Written task 1. Reproduce the entries word for word, starting at the line containing "list-scrollbar[interactable] (663, 45, 667, 91)" and ending at the line containing "item-name: Screen Recording", with both of those lines included.

Reading passage.
(begin)
Another measurement is then made (block 705). This measurement of resistance is again compared to the limits of block 703. It is possible because of random variations in resistance along the sinuous element 3 that the new value of resistance could now be too low, so the low limit of block 703 is not redundant. If the resistance value is still outside the limits, the computer again returns to block 705 and the probes are moved again, etc.
This process of successive approximations quickly locates a pad which connects to a resistance of value inside the limits of block 703, whereupon the horizontal pad then in contact with probe 41 is identified as the one to be used for termination. Its location is recorded on computer tape together with the location of that resistor on substrate tape 1 (block 707). This identification of the horizontal pad is made by recording its distance from either pad 101 or pad 109 (both distances being known to the computer) so that assembly equipment (directed by the computer tape in question) will direct a bonding capillary to the location of that horizontal pad.
It is now necessary to determine which particular vertical pad is connected to the horizontal pad already identified by resistance within the desired limits. The last measured resistance (for example, a value of 100,215 ohms) is compared to the target resistance (100,000 ohms in the previous example) and the difference is divided by the resistance of a single segment 23 to determine the required movement of the vertical probes. In the above example this would be 215 ohms divided by 9.1 ohms/segment, or 23.6 segments, so the vertical probes would be moved to the closest pad, which in the present case would be twenty-four pads away.
After moving the probes and allowing settling time for the ohm-meter, a new measurement is made (block 710) and compared with the final limits which the resistor must meet (block 711). If outside these limits, the computer returns to block 710. This process quickly converges on a vertical pad where the correct value of resistance is obtained (block 711) and the computer records this paticular vertical pad location on computer tape (block 712) together with the horizontal pad location already recorded at block 707.
Measurement of this resistor is now complete and the computer directs motor 77 to move the tape via sprocket 73. Motor 80 winds excess substrate tape 1 onto reel 74 via constant tension mechanism 81. Reel 70 unwinds as required and sprocket 72, which is rotated by the advance of tape 1, maintains slight tension in the tape via braking mechanism 82.
(end)
Element and region listings
(begin)
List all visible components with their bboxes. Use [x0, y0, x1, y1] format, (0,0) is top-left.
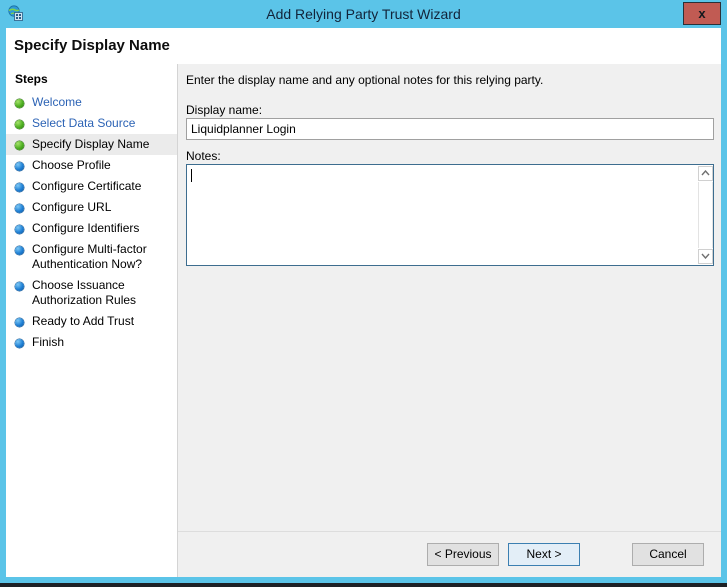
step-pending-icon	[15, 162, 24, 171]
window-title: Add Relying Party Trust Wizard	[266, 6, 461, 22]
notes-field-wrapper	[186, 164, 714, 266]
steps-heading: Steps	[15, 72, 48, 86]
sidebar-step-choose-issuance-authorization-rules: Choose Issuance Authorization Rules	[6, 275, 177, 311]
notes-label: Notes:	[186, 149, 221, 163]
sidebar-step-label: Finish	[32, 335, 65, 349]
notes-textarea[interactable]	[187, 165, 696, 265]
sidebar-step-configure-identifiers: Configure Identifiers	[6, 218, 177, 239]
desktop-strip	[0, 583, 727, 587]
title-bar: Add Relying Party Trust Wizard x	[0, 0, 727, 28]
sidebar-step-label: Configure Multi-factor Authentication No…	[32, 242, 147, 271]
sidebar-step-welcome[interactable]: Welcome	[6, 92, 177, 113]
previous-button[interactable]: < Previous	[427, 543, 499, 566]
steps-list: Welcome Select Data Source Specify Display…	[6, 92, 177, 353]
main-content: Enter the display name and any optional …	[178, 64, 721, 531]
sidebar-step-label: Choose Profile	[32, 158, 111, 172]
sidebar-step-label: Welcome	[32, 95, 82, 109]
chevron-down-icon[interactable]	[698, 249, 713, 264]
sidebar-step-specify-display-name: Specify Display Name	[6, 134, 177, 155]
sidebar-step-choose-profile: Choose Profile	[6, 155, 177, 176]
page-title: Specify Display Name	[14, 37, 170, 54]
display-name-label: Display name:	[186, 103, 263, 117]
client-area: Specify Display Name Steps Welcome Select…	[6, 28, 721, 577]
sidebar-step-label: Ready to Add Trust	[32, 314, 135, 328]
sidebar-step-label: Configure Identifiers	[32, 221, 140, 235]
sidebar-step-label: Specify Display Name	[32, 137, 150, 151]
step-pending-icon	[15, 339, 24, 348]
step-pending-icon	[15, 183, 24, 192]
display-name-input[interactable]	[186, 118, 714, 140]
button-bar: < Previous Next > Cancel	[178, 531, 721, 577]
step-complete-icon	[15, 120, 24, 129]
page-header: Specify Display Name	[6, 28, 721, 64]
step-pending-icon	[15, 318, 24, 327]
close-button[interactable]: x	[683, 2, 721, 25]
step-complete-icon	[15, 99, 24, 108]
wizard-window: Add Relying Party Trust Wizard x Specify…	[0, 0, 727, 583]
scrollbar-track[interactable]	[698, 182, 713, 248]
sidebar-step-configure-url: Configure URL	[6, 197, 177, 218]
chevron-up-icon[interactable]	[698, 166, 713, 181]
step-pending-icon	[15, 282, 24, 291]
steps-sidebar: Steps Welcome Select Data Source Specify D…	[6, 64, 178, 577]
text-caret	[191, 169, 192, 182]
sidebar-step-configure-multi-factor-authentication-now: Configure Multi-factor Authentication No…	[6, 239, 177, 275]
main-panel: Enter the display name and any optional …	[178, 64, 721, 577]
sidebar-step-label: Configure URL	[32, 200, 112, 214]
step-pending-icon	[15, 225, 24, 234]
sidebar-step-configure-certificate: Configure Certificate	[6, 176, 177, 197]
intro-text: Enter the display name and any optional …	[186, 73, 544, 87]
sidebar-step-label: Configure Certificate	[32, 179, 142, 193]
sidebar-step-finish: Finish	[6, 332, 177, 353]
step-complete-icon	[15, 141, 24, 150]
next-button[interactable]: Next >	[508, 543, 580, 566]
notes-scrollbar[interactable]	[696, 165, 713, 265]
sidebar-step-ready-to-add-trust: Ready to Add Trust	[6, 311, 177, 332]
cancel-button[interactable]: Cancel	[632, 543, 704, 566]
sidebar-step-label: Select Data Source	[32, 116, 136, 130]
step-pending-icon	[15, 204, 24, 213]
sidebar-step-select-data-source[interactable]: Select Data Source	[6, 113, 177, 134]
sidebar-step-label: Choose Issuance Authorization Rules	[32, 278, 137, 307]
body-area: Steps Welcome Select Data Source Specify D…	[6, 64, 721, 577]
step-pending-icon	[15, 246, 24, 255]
(end)
(begin)
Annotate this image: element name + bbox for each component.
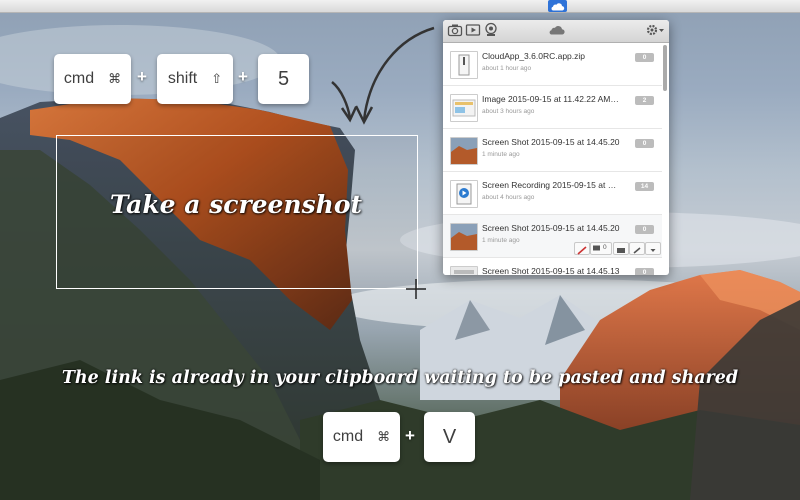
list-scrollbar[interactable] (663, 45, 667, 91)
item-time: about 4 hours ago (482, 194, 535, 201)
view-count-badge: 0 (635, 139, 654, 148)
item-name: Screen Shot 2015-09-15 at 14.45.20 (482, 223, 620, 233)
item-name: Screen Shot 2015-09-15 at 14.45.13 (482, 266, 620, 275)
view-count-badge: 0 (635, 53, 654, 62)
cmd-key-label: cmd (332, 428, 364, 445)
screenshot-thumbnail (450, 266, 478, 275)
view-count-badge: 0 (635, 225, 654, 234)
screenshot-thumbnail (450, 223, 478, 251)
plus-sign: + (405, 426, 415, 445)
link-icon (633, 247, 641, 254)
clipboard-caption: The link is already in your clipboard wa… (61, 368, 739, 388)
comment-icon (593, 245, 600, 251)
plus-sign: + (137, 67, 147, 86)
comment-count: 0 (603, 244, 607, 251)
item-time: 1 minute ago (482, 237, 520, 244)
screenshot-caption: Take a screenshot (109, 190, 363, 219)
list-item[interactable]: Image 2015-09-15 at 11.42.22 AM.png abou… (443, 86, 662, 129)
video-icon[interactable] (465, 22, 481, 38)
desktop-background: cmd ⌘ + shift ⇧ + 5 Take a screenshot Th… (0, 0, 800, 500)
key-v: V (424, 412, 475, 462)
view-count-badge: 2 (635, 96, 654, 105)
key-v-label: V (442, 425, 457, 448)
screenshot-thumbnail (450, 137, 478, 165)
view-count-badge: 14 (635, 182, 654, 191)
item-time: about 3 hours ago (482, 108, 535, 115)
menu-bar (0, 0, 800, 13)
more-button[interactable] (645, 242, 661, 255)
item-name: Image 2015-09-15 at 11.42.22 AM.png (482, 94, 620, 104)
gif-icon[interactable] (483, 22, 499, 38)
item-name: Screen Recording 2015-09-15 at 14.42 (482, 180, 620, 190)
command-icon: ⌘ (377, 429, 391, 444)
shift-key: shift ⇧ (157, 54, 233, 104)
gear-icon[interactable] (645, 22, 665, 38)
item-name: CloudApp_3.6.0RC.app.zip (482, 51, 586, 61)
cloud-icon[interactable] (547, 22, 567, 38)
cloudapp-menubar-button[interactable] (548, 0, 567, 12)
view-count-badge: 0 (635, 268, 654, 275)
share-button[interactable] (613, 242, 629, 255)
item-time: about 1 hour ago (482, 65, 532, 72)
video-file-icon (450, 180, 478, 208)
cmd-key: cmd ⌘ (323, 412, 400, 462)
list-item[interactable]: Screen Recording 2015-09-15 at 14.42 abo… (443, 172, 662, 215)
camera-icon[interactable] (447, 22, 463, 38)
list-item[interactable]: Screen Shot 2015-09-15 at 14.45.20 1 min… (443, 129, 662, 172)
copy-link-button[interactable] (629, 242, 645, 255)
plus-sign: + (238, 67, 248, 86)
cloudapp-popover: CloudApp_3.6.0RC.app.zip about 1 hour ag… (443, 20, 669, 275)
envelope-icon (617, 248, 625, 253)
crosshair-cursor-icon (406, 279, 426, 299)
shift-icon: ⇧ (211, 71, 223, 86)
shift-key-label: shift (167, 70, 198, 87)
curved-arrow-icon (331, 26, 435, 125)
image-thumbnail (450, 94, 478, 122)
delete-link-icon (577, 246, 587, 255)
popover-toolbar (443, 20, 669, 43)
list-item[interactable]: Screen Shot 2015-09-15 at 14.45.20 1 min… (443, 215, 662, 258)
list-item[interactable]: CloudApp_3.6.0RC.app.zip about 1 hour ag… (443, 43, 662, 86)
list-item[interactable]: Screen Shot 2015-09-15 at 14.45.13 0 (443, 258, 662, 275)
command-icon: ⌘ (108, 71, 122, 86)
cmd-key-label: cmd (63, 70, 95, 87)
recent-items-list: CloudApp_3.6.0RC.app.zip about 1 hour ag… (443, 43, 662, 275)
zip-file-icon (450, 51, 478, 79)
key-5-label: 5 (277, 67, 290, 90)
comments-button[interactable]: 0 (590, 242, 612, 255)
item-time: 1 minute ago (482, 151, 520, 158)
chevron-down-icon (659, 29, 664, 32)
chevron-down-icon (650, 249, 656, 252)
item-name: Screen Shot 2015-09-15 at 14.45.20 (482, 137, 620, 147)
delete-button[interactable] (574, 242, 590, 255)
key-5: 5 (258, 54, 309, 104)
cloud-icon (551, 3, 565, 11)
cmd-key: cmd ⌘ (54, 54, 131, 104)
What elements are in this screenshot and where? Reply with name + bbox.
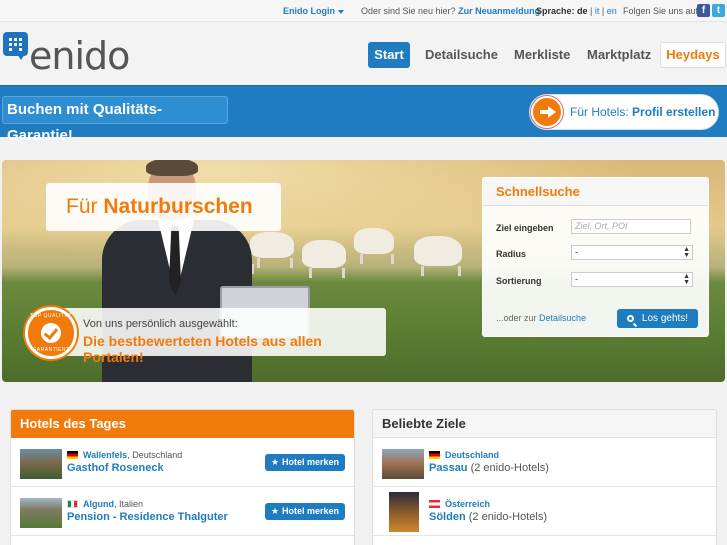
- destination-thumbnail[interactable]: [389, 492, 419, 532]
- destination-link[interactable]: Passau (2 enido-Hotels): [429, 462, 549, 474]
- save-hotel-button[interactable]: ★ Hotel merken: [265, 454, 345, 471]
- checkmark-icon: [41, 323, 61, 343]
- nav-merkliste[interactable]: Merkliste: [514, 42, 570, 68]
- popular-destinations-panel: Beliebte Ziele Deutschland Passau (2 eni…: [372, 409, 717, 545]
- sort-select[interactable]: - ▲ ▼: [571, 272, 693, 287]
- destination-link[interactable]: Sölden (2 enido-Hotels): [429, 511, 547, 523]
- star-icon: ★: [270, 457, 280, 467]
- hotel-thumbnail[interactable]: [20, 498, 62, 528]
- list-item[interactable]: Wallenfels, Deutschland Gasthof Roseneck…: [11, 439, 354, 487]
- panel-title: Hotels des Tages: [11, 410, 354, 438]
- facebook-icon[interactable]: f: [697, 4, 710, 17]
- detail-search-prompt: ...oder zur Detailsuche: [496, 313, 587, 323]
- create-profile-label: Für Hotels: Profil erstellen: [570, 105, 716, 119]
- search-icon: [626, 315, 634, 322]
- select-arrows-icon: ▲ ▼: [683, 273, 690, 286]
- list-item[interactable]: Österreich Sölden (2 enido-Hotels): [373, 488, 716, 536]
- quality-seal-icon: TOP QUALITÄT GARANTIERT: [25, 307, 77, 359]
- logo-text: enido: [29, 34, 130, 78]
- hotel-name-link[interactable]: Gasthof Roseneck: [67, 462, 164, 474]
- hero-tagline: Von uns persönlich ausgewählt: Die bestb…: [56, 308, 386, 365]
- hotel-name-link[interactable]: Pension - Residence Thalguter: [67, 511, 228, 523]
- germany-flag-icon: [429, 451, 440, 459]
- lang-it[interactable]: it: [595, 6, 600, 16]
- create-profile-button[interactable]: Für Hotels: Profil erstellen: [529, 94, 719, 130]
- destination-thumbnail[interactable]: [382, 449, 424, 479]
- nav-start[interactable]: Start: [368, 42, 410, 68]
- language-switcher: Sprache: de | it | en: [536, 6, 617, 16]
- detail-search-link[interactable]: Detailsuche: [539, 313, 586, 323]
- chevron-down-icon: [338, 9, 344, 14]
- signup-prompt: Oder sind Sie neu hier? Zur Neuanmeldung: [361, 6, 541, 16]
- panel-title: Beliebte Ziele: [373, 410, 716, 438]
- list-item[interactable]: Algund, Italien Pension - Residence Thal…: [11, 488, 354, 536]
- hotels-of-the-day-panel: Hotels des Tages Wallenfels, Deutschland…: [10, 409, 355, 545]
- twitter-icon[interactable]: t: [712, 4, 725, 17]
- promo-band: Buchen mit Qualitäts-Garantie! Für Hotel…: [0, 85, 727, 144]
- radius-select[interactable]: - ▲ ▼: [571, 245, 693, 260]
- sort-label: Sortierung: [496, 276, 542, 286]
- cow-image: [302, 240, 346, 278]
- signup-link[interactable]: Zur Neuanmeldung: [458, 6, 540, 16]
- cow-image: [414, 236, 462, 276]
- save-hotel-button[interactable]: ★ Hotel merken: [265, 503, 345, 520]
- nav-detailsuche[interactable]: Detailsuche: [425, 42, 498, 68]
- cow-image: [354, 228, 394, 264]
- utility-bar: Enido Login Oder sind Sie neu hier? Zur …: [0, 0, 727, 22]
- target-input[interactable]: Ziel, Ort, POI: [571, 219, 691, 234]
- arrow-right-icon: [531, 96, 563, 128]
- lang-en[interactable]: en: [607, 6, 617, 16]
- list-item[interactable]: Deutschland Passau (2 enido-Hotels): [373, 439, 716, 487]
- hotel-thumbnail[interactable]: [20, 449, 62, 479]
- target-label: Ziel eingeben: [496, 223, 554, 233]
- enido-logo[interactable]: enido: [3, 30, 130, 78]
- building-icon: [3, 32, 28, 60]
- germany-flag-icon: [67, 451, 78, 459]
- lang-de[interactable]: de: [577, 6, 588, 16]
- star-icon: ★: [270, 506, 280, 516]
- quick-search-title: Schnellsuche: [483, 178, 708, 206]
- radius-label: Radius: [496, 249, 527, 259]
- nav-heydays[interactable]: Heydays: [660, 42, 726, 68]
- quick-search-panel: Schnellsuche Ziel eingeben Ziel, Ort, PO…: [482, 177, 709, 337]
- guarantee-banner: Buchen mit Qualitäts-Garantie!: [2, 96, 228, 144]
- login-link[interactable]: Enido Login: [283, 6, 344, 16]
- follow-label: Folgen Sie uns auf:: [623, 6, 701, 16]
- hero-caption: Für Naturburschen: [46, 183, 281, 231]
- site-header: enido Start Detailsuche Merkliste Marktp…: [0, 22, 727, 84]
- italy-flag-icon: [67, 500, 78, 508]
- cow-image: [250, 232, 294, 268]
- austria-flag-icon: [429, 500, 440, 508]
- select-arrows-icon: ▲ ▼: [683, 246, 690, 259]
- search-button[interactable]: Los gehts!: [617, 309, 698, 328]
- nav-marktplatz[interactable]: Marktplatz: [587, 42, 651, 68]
(end)
Written task 2. From the text on measuring resistance along the substrate tape, transcribe the portion starting at "This process of" and ending at "that horizontal pad.".

Written response 1.
list-scrollbar[interactable] (663, 45, 667, 91)
item-time: about 4 hours ago (482, 194, 535, 201)
view-count-badge: 0 (635, 139, 654, 148)
item-name: Screen Shot 2015-09-15 at 14.45.20 (482, 223, 620, 233)
item-name: Screen Shot 2015-09-15 at 14.45.13 (482, 266, 620, 275)
view-count-badge: 0 (635, 53, 654, 62)
cmd-key-label: cmd (332, 428, 364, 445)
screenshot-thumbnail (450, 266, 478, 275)
view-count-badge: 0 (635, 225, 654, 234)
screenshot-thumbnail (450, 223, 478, 251)
plus-sign: + (405, 426, 415, 445)
link-icon (633, 247, 641, 254)
clipboard-caption: The link is already in your clipboard wa… (61, 368, 739, 388)
comment-icon (593, 245, 600, 251)
plus-sign: + (137, 67, 147, 86)
comment-count: 0 (603, 244, 607, 251)
item-time: 1 minute ago (482, 237, 520, 244)
screenshot-caption: Take a screenshot (109, 190, 363, 219)
list-item[interactable]: Image 2015-09-15 at 11.42.22 AM.png abou… (443, 86, 662, 129)
video-icon[interactable] (465, 22, 481, 38)
desktop-background: cmd ⌘ + shift ⇧ + 5 Take a screenshot Th… (0, 0, 800, 500)
key-v: V (424, 412, 475, 462)
view-count-badge: 2 (635, 96, 654, 105)
key-v-label: V (442, 425, 457, 448)
screenshot-thumbnail (450, 137, 478, 165)
view-count-badge: 14 (635, 182, 654, 191)
item-time: about 3 hours ago (482, 108, 535, 115)
menu-bar (0, 0, 800, 13)
more-button[interactable] (645, 242, 661, 255)
item-name: Image 2015-09-15 at 11.42.22 AM.png (482, 94, 620, 104)
gif-icon[interactable] (483, 22, 499, 38)
item-name: Screen Recording 2015-09-15 at 14.42 (482, 180, 620, 190)

Written response 2.
This process of successive approximations quickly locates a pad which connects to a resistance of value inside the limits of block 703, whereupon the horizontal pad then in contact with probe 41 is identified as the one to be used for termination. Its location is recorded on computer tape together with the location of that resistor on substrate tape 1 (block 707). This identification of the horizontal pad is made by recording its distance from either pad 101 or pad 109 (both distances being known to the computer) so that assembly equipment (directed by the computer tape in question) will direct a bonding capillary to the location of that horizontal pad.